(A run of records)

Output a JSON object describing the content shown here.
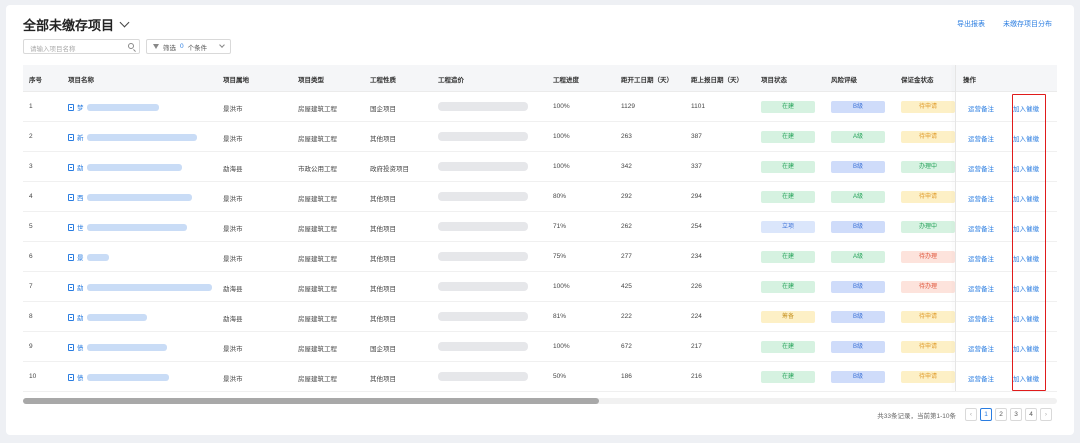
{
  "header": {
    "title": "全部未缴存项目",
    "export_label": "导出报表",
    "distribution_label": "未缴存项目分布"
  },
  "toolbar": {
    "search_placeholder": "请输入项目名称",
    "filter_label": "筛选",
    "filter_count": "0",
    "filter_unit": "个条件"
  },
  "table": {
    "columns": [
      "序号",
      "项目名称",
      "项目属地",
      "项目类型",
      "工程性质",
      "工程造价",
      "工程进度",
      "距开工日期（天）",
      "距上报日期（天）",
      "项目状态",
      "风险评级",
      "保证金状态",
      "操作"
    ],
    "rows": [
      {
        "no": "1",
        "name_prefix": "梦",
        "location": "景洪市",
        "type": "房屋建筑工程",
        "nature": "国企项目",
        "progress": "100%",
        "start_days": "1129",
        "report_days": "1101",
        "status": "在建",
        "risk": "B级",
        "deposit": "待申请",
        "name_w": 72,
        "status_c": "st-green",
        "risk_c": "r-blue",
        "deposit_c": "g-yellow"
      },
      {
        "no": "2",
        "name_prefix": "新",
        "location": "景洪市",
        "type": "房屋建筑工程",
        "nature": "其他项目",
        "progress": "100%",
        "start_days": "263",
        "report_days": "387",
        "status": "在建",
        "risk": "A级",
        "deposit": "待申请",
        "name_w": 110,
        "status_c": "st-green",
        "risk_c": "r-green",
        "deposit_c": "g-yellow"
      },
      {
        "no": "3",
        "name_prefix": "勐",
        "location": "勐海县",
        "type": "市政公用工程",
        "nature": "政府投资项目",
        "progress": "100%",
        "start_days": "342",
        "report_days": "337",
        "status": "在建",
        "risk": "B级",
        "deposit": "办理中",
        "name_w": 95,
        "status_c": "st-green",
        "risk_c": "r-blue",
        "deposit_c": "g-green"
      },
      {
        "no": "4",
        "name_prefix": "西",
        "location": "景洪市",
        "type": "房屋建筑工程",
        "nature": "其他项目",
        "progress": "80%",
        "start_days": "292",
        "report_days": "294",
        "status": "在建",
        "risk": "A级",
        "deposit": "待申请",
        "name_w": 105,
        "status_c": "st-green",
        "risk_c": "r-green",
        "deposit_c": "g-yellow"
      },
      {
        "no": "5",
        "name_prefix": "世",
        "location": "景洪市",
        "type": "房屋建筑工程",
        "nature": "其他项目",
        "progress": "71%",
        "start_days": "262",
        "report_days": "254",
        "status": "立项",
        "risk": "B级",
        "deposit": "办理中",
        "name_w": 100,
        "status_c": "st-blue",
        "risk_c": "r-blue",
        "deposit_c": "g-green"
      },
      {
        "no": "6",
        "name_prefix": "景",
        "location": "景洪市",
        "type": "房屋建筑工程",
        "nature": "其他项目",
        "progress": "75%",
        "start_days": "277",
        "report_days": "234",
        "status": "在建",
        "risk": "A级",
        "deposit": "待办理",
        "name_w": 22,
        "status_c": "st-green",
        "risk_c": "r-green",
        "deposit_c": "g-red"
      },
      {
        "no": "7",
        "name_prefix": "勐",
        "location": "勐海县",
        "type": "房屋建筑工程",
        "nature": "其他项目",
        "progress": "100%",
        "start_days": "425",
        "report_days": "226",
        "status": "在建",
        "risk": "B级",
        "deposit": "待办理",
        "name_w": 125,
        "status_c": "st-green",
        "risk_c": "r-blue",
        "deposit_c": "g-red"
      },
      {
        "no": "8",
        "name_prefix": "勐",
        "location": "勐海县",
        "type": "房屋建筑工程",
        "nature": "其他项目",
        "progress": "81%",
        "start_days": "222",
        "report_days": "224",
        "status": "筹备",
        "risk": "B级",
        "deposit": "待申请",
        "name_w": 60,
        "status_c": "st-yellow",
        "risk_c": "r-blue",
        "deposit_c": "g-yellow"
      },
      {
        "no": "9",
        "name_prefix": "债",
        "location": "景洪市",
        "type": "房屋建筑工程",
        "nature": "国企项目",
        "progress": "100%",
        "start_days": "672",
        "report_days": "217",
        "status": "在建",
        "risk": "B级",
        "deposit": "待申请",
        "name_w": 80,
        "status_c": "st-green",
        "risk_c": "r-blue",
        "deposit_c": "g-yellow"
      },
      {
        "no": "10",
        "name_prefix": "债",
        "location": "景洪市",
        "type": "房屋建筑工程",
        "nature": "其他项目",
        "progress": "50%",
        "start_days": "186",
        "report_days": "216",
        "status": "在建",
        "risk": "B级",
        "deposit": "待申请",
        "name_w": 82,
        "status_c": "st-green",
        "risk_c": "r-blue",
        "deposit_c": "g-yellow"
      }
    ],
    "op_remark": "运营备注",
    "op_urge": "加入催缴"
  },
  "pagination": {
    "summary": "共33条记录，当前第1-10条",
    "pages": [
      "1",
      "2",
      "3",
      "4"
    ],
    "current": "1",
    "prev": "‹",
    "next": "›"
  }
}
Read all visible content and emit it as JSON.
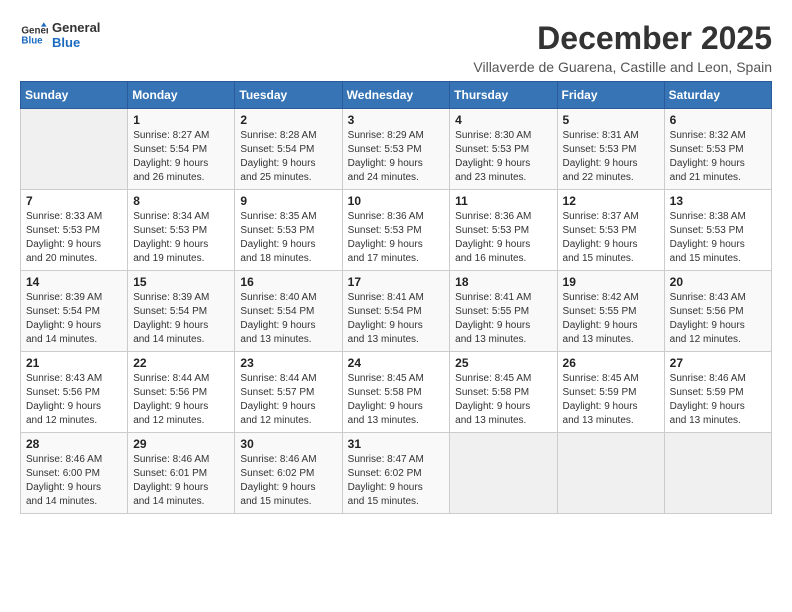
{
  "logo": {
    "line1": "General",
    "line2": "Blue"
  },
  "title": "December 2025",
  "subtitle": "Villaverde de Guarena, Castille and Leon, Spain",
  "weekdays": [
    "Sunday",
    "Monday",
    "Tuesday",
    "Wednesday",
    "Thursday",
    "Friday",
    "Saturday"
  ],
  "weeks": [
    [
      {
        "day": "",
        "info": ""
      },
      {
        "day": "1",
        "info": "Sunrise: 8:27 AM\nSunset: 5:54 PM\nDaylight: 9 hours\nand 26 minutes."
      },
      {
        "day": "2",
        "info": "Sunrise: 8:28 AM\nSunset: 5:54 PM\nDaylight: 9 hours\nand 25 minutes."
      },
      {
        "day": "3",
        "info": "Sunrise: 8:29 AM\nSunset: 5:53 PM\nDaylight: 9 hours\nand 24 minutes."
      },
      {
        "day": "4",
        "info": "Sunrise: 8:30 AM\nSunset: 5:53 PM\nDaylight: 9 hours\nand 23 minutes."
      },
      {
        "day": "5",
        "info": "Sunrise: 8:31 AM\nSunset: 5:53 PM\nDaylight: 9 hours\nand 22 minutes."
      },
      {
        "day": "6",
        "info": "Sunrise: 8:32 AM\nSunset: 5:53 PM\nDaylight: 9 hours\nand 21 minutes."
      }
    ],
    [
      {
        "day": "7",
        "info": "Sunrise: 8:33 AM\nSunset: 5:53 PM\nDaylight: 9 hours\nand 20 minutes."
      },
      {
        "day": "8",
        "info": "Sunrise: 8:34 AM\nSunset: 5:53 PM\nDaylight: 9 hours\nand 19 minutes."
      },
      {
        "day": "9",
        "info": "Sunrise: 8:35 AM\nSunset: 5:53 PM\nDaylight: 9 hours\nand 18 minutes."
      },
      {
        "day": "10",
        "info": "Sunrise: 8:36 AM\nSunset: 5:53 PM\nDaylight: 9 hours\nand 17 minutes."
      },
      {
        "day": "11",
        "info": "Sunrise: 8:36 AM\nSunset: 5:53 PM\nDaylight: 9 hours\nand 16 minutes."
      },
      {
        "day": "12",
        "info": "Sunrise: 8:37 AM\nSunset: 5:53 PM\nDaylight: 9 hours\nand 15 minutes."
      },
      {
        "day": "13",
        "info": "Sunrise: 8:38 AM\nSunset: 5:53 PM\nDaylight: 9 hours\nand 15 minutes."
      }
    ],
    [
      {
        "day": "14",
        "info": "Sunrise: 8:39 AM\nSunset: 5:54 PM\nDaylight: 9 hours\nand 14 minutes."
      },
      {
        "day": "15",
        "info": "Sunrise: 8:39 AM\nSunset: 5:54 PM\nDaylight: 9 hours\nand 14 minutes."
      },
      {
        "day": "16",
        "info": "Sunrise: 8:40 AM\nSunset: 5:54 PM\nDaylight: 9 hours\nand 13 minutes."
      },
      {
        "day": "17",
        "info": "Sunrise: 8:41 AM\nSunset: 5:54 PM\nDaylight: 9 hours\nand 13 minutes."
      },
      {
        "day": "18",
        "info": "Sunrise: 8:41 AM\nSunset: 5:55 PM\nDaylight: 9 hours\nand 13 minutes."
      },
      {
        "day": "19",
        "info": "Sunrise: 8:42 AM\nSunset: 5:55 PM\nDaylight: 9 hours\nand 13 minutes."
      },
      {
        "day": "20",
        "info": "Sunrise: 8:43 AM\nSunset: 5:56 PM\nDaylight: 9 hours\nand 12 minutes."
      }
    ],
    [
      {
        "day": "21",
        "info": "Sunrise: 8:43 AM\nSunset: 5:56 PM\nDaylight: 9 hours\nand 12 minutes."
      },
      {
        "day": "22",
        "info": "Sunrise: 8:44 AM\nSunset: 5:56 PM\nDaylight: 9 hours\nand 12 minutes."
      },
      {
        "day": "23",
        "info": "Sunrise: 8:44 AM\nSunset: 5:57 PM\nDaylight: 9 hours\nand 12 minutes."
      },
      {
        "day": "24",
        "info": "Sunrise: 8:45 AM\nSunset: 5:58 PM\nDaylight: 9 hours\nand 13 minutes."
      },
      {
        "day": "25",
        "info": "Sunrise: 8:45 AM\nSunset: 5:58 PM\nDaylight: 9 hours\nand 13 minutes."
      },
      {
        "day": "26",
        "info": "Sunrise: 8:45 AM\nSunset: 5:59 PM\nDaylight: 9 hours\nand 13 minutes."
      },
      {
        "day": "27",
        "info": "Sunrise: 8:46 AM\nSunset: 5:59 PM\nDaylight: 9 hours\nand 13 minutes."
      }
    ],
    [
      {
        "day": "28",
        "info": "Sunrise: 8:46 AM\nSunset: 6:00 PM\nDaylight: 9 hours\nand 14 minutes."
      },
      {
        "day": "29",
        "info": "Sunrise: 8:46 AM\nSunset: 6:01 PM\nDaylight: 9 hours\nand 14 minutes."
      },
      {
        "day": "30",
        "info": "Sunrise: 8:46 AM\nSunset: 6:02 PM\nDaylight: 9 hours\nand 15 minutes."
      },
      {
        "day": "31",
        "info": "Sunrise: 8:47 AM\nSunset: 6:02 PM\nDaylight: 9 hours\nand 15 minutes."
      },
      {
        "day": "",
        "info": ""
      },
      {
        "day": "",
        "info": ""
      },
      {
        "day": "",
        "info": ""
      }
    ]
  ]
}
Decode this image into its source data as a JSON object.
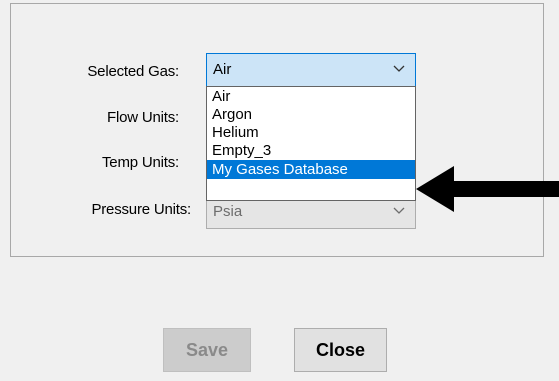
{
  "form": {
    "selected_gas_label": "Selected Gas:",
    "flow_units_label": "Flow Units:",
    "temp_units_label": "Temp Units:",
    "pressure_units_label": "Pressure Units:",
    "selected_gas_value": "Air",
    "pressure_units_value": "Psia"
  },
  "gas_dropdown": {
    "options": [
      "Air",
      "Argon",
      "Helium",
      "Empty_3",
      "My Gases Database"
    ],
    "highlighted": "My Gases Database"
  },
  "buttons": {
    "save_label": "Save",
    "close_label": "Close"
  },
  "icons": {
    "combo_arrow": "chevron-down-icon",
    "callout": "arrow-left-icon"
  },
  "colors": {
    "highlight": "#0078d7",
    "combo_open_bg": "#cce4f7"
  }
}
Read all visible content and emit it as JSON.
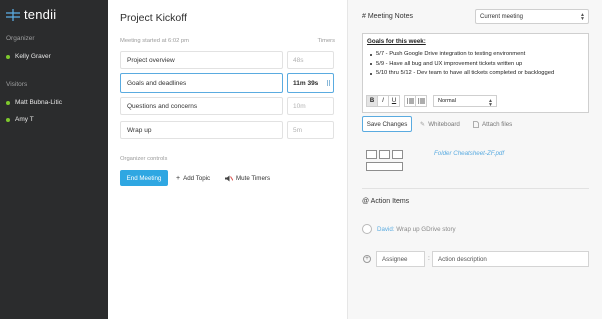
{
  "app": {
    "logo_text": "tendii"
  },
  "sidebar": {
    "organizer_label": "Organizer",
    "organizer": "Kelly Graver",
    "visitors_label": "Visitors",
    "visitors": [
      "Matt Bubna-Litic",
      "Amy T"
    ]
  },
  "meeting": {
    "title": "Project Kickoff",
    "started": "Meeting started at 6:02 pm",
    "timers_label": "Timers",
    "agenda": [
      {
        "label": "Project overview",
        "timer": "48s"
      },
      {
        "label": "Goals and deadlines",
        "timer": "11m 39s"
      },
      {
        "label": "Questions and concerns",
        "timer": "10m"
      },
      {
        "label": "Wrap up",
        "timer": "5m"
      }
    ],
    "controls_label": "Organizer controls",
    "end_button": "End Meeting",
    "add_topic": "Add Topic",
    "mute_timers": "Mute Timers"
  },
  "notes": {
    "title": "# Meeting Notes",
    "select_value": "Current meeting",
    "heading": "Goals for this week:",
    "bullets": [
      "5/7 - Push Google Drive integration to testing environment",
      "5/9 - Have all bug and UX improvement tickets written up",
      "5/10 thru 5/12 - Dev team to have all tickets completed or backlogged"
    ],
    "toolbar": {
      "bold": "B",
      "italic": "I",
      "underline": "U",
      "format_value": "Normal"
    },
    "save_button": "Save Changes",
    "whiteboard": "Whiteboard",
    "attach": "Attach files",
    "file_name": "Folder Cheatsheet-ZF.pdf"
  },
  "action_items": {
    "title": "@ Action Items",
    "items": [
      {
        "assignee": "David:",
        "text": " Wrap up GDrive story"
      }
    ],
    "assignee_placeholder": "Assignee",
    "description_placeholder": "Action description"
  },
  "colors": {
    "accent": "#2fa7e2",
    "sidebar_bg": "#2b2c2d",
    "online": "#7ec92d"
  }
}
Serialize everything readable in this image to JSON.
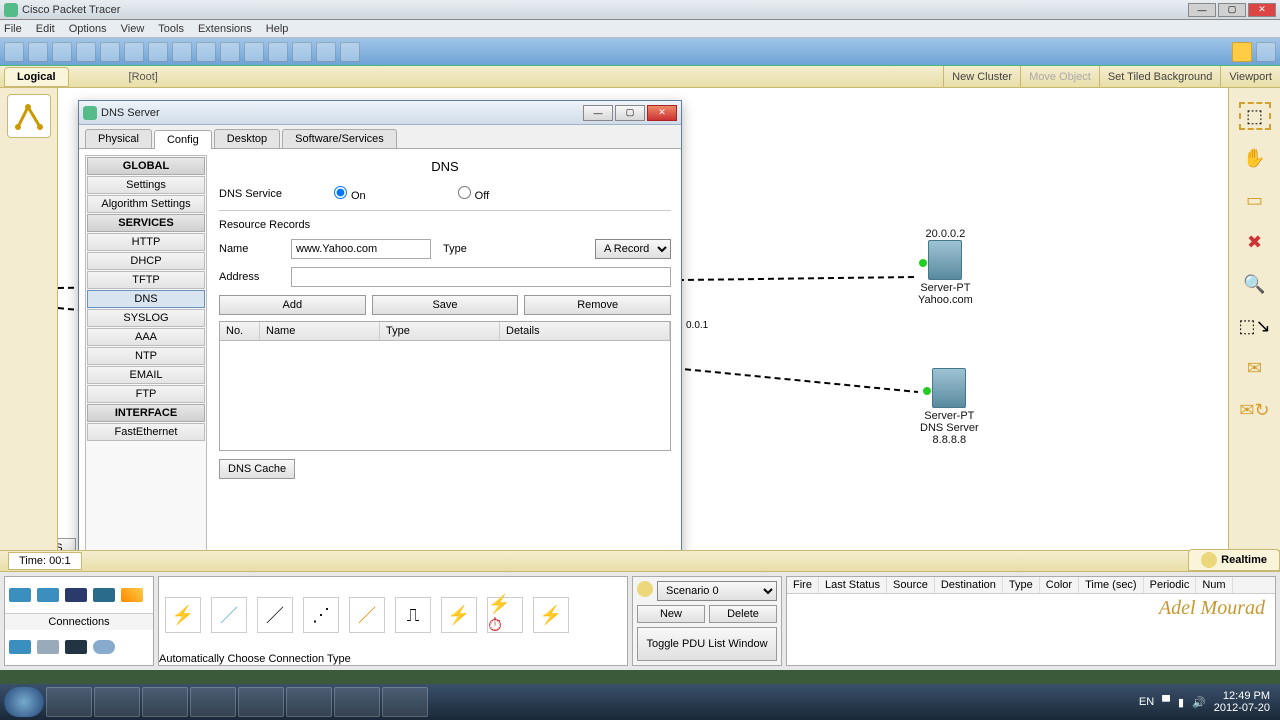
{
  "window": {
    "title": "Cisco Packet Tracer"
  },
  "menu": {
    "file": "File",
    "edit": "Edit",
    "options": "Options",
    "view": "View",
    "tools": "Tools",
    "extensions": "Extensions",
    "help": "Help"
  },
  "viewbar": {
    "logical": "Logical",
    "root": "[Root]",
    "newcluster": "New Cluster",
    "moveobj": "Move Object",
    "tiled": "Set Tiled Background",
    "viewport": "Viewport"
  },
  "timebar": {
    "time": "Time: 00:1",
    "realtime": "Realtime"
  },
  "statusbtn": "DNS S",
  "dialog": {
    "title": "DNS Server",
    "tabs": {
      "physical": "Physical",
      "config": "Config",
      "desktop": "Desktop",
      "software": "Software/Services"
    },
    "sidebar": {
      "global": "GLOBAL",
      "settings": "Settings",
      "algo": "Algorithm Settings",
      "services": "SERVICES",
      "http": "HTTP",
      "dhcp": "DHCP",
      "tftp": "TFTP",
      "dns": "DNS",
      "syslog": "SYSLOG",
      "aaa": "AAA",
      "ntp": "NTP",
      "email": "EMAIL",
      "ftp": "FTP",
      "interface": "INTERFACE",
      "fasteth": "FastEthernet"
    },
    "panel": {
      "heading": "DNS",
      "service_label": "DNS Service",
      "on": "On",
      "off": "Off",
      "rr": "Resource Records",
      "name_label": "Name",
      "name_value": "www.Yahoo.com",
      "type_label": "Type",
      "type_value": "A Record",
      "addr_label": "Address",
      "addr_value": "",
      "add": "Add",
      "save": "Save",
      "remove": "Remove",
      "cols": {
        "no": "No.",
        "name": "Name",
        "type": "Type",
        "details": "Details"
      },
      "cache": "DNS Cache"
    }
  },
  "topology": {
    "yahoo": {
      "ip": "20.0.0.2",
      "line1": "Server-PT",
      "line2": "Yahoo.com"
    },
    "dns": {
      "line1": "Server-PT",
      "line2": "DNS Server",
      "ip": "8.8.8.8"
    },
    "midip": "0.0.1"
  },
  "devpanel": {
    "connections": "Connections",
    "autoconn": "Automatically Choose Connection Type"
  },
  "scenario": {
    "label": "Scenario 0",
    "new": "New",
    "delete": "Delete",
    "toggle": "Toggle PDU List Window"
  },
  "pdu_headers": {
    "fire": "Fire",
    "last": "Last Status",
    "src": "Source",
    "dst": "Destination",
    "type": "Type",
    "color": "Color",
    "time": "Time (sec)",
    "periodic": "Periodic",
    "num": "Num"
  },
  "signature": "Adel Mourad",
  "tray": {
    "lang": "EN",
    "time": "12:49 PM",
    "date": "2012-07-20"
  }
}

WORK TO COMPLETE: Count how many lines above carry the word "Gases". Only the number is required.

TASK ANSWER: 2